▶ **Exercise prompt**: For the copy, please give all of the data again exactly and leave the pictures out.
--------------------------------------------------
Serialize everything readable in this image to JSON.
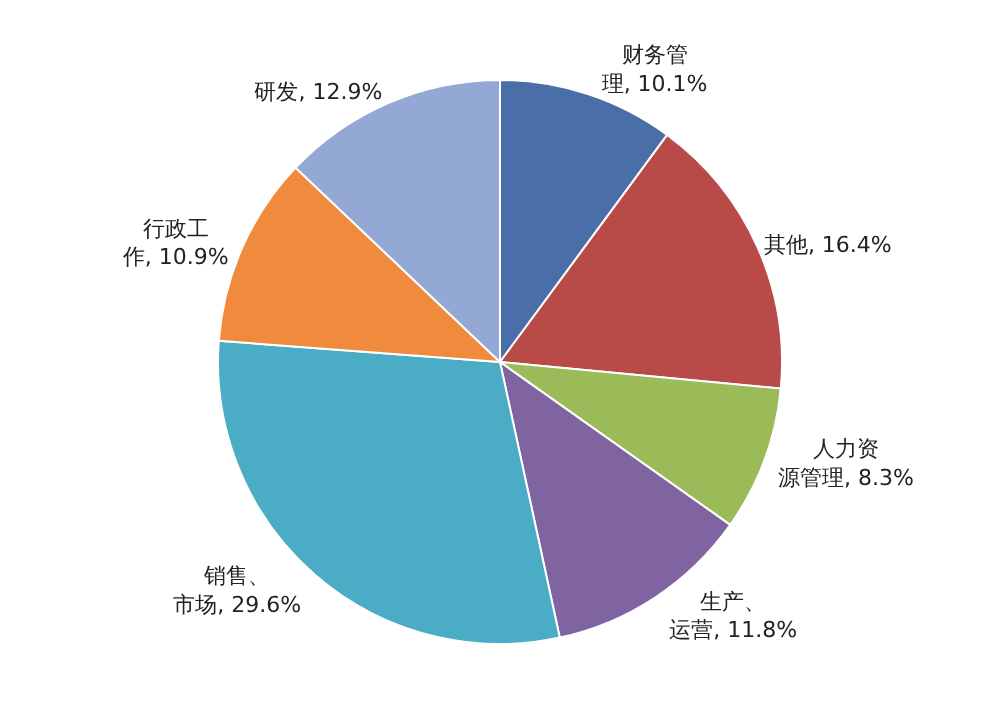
{
  "chart_data": {
    "type": "pie",
    "categories": [
      "财务管理, 10.1%",
      "其他, 16.4%",
      "人力资源管理, 8.3%",
      "生产、运营, 11.8%",
      "销售、市场, 29.6%",
      "行政工作, 10.9%",
      "研发, 12.9%"
    ],
    "values": [
      10.1,
      16.4,
      8.3,
      11.8,
      29.6,
      10.9,
      12.9
    ],
    "colors": [
      "#4a6fa8",
      "#b84a47",
      "#9bbb59",
      "#8064a2",
      "#4bacc6",
      "#f08a3c",
      "#94a8d6"
    ],
    "legend": false
  }
}
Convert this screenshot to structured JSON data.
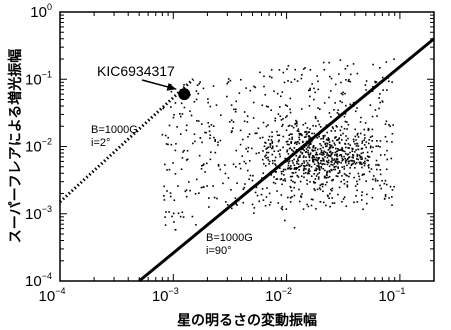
{
  "chart_data": {
    "type": "scatter",
    "title": "",
    "xlabel": "星の明るさの変動振幅",
    "ylabel": "スーパーフレアによる増光振幅",
    "xscale": "log",
    "yscale": "log",
    "xlim": [
      0.0001,
      0.2
    ],
    "ylim": [
      0.0001,
      1
    ],
    "x_ticks": [
      {
        "base": "10",
        "exp": "−4",
        "value": 0.0001
      },
      {
        "base": "10",
        "exp": "−3",
        "value": 0.001
      },
      {
        "base": "10",
        "exp": "−2",
        "value": 0.01
      },
      {
        "base": "10",
        "exp": "−1",
        "value": 0.1
      }
    ],
    "y_ticks": [
      {
        "base": "10",
        "exp": "−4",
        "value": 0.0001
      },
      {
        "base": "10",
        "exp": "−3",
        "value": 0.001
      },
      {
        "base": "10",
        "exp": "−2",
        "value": 0.01
      },
      {
        "base": "10",
        "exp": "−1",
        "value": 0.1
      },
      {
        "base": "10",
        "exp": "0",
        "value": 1
      }
    ],
    "grid": false,
    "reference_lines": [
      {
        "name": "B=1000G i=2°",
        "style": "dotted",
        "x": [
          0.0001,
          0.0015
        ],
        "y": [
          0.0015,
          0.1
        ]
      },
      {
        "name": "B=1000G i=90°",
        "style": "solid",
        "x": [
          0.0005,
          0.2
        ],
        "y": [
          0.0001,
          0.4
        ]
      }
    ],
    "highlight_point": {
      "label": "KIC6934317",
      "x": 0.00125,
      "y": 0.06
    },
    "annotations": [
      {
        "line1": "B=1000G",
        "line2": "i=2°"
      },
      {
        "line1": "B=1000G",
        "line2": "i=90°"
      }
    ],
    "scatter_cloud": {
      "n": 1200,
      "x_log_range": [
        -3.4,
        -1.05
      ],
      "y_log_range": [
        -3.4,
        -0.7
      ],
      "concentration_center": {
        "x": 0.02,
        "y": 0.007
      }
    }
  },
  "colors": {
    "points": "#000000",
    "axes": "#000000",
    "background": "#ffffff"
  }
}
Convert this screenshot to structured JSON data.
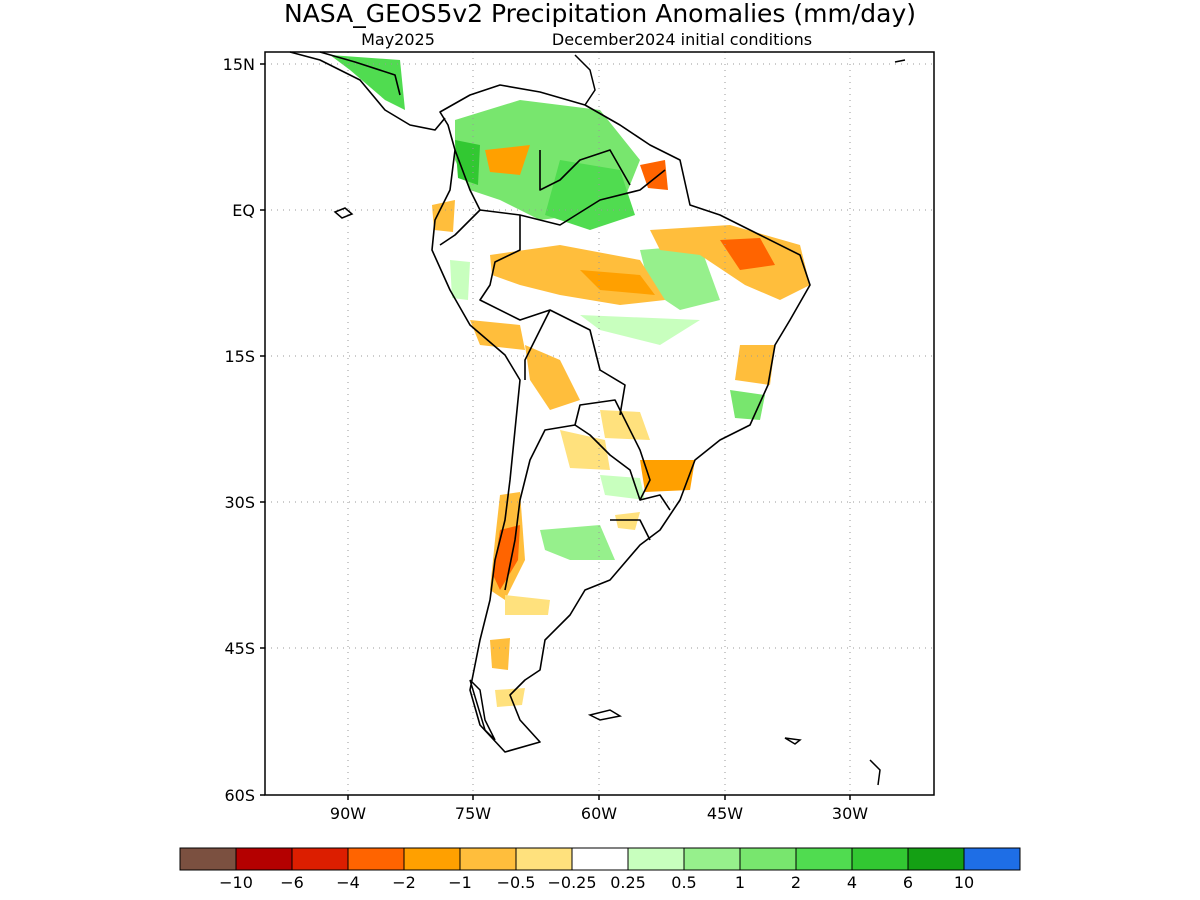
{
  "map": {
    "title": "NASA_GEOS5v2 Precipitation Anomalies (mm/day)",
    "subtitle_left": "May2025",
    "subtitle_right": "December2024 initial conditions",
    "lon_labels": [
      "90W",
      "75W",
      "60W",
      "45W",
      "30W"
    ],
    "lat_labels": [
      "15N",
      "EQ",
      "15S",
      "30S",
      "45S",
      "60S"
    ],
    "lon_range": [
      "100W",
      "20W"
    ],
    "lat_range": [
      "60S",
      "15N"
    ],
    "grid": "dotted"
  },
  "legend": {
    "colors": [
      "#7b5040",
      "#b40000",
      "#dc1e00",
      "#ff6400",
      "#ffa000",
      "#ffbe3c",
      "#ffe17d",
      "#ffffff",
      "#c8ffbe",
      "#96f08c",
      "#78e66e",
      "#50dc50",
      "#32c832",
      "#14a014",
      "#1e6ee6"
    ],
    "labels": [
      "−10",
      "−6",
      "−4",
      "−2",
      "−1",
      "−0.5",
      "−0.25",
      "0.25",
      "0.5",
      "1",
      "2",
      "4",
      "6",
      "10"
    ]
  }
}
--------------------------------------------------
▶ **Solution**:
Serialize everything readable in this image to JSON.
{
  "chart_data": {
    "type": "pie",
    "categories": [
      "财务管理, 10.1%",
      "其他, 16.4%",
      "人力资源管理, 8.3%",
      "生产、运营, 11.8%",
      "销售、市场, 29.6%",
      "行政工作, 10.9%",
      "研发, 12.9%"
    ],
    "values": [
      10.1,
      16.4,
      8.3,
      11.8,
      29.6,
      10.9,
      12.9
    ],
    "colors": [
      "#4a6fa8",
      "#b84a47",
      "#9bbb59",
      "#8064a2",
      "#4bacc6",
      "#f08a3c",
      "#94a8d6"
    ],
    "legend": false
  }
}
Convert this screenshot to structured JSON data.
{
  "chart_data": {
    "type": "scatter",
    "title": "",
    "xlabel": "星の明るさの変動振幅",
    "ylabel": "スーパーフレアによる増光振幅",
    "xscale": "log",
    "yscale": "log",
    "xlim": [
      0.0001,
      0.2
    ],
    "ylim": [
      0.0001,
      1
    ],
    "x_ticks": [
      {
        "base": "10",
        "exp": "−4",
        "value": 0.0001
      },
      {
        "base": "10",
        "exp": "−3",
        "value": 0.001
      },
      {
        "base": "10",
        "exp": "−2",
        "value": 0.01
      },
      {
        "base": "10",
        "exp": "−1",
        "value": 0.1
      }
    ],
    "y_ticks": [
      {
        "base": "10",
        "exp": "−4",
        "value": 0.0001
      },
      {
        "base": "10",
        "exp": "−3",
        "value": 0.001
      },
      {
        "base": "10",
        "exp": "−2",
        "value": 0.01
      },
      {
        "base": "10",
        "exp": "−1",
        "value": 0.1
      },
      {
        "base": "10",
        "exp": "0",
        "value": 1
      }
    ],
    "grid": false,
    "reference_lines": [
      {
        "name": "B=1000G i=2°",
        "style": "dotted",
        "x": [
          0.0001,
          0.0015
        ],
        "y": [
          0.0015,
          0.1
        ]
      },
      {
        "name": "B=1000G i=90°",
        "style": "solid",
        "x": [
          0.0005,
          0.2
        ],
        "y": [
          0.0001,
          0.4
        ]
      }
    ],
    "highlight_point": {
      "label": "KIC6934317",
      "x": 0.00125,
      "y": 0.06
    },
    "annotations": [
      {
        "line1": "B=1000G",
        "line2": "i=2°"
      },
      {
        "line1": "B=1000G",
        "line2": "i=90°"
      }
    ],
    "scatter_cloud": {
      "n": 1200,
      "x_log_range": [
        -3.4,
        -1.05
      ],
      "y_log_range": [
        -3.4,
        -0.7
      ],
      "concentration_center": {
        "x": 0.02,
        "y": 0.007
      }
    }
  },
  "colors": {
    "points": "#000000",
    "axes": "#000000",
    "background": "#ffffff"
  }
}
Convert this screenshot to structured JSON data.
{
  "map": {
    "title": "NASA_GEOS5v2 Precipitation Anomalies (mm/day)",
    "subtitle_left": "May2025",
    "subtitle_right": "December2024 initial conditions",
    "lon_labels": [
      "90W",
      "75W",
      "60W",
      "45W",
      "30W"
    ],
    "lat_labels": [
      "15N",
      "EQ",
      "15S",
      "30S",
      "45S",
      "60S"
    ],
    "lon_range": [
      "100W",
      "20W"
    ],
    "lat_range": [
      "60S",
      "15N"
    ],
    "grid": "dotted"
  },
  "legend": {
    "colors": [
      "#7b5040",
      "#b40000",
      "#dc1e00",
      "#ff6400",
      "#ffa000",
      "#ffbe3c",
      "#ffe17d",
      "#ffffff",
      "#c8ffbe",
      "#96f08c",
      "#78e66e",
      "#50dc50",
      "#32c832",
      "#14a014",
      "#1e6ee6"
    ],
    "labels": [
      "−10",
      "−6",
      "−4",
      "−2",
      "−1",
      "−0.5",
      "−0.25",
      "0.25",
      "0.5",
      "1",
      "2",
      "4",
      "6",
      "10"
    ]
  }
}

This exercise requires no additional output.